start Records provided

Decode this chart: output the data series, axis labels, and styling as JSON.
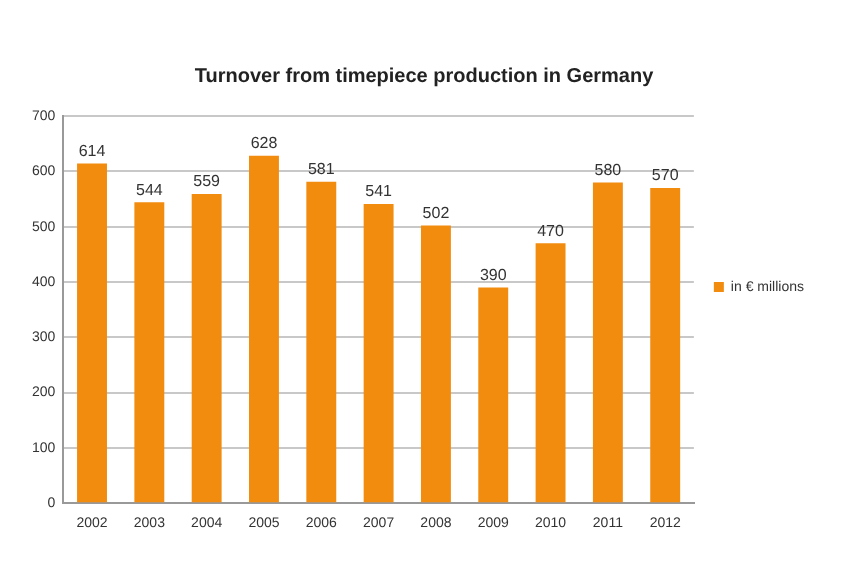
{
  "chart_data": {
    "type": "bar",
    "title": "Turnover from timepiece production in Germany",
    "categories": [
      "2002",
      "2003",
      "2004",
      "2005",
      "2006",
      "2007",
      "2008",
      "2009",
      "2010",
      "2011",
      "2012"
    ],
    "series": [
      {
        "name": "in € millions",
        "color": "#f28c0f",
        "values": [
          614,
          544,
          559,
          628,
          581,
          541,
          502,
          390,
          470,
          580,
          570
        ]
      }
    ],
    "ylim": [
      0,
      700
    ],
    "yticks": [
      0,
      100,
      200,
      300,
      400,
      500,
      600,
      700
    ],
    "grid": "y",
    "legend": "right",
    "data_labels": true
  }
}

end Records provided
start Records provided

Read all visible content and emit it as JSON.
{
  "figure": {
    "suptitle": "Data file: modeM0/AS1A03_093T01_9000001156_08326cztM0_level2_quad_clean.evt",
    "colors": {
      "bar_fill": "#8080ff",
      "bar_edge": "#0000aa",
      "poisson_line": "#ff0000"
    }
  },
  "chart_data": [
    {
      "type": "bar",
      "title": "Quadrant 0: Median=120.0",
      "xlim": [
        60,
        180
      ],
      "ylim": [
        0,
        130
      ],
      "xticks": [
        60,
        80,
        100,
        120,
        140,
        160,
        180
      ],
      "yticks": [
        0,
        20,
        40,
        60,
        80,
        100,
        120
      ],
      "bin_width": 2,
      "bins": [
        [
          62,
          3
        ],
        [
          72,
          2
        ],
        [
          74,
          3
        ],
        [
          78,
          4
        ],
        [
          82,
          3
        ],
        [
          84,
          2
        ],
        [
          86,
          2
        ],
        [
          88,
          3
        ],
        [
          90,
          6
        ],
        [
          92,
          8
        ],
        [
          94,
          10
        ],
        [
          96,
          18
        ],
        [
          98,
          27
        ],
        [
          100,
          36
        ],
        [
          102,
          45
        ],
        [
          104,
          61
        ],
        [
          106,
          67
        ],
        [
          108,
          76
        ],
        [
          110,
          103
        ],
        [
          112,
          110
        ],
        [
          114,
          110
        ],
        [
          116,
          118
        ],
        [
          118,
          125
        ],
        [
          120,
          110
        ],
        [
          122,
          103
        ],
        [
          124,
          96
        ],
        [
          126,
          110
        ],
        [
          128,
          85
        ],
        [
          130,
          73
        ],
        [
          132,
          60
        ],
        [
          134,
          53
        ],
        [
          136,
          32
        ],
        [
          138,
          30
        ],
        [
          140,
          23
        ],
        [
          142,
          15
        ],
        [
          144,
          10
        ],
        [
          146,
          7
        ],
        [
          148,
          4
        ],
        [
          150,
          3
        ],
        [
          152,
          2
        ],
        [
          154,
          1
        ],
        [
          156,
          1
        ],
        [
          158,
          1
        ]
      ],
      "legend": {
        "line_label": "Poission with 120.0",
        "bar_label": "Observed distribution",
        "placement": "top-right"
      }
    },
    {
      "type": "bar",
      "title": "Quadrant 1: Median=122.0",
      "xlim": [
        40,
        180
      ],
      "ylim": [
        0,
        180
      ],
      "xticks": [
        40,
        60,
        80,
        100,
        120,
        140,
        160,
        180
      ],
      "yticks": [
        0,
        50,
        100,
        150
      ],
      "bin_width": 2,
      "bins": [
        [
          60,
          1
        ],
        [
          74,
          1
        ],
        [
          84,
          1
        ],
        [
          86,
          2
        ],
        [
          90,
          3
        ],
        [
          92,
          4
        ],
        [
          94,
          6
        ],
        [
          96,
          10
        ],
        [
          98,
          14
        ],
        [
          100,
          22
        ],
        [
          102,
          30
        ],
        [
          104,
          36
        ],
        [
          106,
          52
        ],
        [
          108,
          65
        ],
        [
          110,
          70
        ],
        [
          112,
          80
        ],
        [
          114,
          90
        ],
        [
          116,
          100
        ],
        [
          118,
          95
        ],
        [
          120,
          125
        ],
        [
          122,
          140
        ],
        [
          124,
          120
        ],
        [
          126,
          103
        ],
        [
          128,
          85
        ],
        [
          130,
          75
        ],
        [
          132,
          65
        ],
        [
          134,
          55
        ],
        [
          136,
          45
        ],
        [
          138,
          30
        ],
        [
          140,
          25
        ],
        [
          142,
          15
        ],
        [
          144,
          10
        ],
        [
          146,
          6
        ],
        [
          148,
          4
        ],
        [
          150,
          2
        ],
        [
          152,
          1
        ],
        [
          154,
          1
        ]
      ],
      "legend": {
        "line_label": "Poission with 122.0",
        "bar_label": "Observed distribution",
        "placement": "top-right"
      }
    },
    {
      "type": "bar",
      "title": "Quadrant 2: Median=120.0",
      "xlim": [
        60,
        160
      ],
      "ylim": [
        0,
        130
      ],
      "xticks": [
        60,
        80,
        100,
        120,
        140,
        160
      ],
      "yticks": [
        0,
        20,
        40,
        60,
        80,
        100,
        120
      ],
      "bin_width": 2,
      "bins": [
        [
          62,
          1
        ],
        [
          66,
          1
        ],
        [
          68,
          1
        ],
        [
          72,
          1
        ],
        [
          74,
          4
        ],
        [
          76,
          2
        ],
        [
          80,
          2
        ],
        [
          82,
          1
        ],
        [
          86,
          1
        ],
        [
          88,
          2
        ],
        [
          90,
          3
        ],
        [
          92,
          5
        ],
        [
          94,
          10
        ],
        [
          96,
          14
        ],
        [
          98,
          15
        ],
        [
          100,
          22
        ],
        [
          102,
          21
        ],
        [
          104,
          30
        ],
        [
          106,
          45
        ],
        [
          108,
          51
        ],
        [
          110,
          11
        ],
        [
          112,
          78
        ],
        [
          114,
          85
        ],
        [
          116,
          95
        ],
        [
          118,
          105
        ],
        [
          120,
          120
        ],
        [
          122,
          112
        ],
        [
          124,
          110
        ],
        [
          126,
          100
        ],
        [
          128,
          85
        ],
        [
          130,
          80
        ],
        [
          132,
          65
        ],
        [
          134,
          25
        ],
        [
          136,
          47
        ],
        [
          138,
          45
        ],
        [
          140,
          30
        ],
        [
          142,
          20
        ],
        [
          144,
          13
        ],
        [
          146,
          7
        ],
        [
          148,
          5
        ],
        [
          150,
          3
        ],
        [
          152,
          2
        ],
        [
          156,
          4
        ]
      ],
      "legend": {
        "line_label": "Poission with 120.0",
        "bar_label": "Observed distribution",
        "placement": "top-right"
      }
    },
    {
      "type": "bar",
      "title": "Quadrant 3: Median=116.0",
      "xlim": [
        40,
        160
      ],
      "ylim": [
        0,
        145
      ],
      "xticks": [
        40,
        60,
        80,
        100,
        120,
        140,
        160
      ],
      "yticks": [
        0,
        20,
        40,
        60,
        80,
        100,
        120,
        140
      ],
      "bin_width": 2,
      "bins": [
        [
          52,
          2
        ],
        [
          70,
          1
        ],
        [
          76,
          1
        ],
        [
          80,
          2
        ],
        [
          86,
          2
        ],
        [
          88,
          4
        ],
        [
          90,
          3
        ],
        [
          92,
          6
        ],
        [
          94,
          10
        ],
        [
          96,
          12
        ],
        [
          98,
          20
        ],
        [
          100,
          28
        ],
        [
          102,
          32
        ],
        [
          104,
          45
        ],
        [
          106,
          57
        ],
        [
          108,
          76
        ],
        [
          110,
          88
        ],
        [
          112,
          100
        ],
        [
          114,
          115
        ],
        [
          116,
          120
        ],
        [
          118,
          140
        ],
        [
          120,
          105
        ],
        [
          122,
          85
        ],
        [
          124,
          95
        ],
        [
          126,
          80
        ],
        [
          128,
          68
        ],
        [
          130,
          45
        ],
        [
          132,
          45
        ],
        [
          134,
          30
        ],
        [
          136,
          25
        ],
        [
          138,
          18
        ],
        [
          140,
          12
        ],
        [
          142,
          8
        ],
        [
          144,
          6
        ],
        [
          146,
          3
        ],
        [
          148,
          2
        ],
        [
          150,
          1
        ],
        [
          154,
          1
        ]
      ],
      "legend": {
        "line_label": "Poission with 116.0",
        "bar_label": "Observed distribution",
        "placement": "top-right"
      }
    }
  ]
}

end Records provided

| The exercise |
Filter the listing above for the string "JSON" and copy every matching line.

| Finished answer |
Decode this chart: output the data series, axis labels, and styling as JSON.
Read all visible content and emit it as JSON.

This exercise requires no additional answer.